[Saved data entries]
════════════════

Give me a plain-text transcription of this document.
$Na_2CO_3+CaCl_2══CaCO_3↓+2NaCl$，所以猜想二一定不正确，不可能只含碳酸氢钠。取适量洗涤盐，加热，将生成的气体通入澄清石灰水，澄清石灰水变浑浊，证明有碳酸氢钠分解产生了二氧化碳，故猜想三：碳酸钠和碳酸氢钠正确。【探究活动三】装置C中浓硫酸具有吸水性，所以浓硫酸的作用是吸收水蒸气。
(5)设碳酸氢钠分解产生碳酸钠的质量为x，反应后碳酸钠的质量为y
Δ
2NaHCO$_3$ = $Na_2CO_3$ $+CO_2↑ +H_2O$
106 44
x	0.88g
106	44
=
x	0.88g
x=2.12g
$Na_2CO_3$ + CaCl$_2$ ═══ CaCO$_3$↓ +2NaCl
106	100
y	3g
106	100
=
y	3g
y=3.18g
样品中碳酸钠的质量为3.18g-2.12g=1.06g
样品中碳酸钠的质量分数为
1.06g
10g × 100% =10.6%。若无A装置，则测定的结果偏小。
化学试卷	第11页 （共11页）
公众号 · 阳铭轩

════════════════

• _Task to carry out_: Retype the listing. Match it exactly.

• _Problem solution_:
Give me a plain-text transcription of this document.
$Na_2CO_3+CaCl_2══CaCO_3↓+2NaCl$，所以猜想二一定不正确，不可能只含碳酸氢钠。取适量洗涤盐，加热，将生成的气体通入澄清石灰水，澄清石灰水变浑浊，证明有碳酸氢钠分解产生了二氧化碳，故猜想三：碳酸钠和碳酸氢钠正确。【探究活动三】装置C中浓硫酸具有吸水性，所以浓硫酸的作用是吸收水蒸气。
(5)设碳酸氢钠分解产生碳酸钠的质量为x，反应后碳酸钠的质量为y
Δ
2NaHCO$_3$ = $Na_2CO_3$ $+CO_2↑ +H_2O$
106 44
x	0.88g
106	44
=
x	0.88g
x=2.12g
$Na_2CO_3$ + CaCl$_2$ ═══ CaCO$_3$↓ +2NaCl
106	100
y	3g
106	100
=
y	3g
y=3.18g
样品中碳酸钠的质量为3.18g-2.12g=1.06g
样品中碳酸钠的质量分数为
1.06g
10g × 100% =10.6%。若无A装置，则测定的结果偏小。
化学试卷	第11页 （共11页）
公众号 · 阳铭轩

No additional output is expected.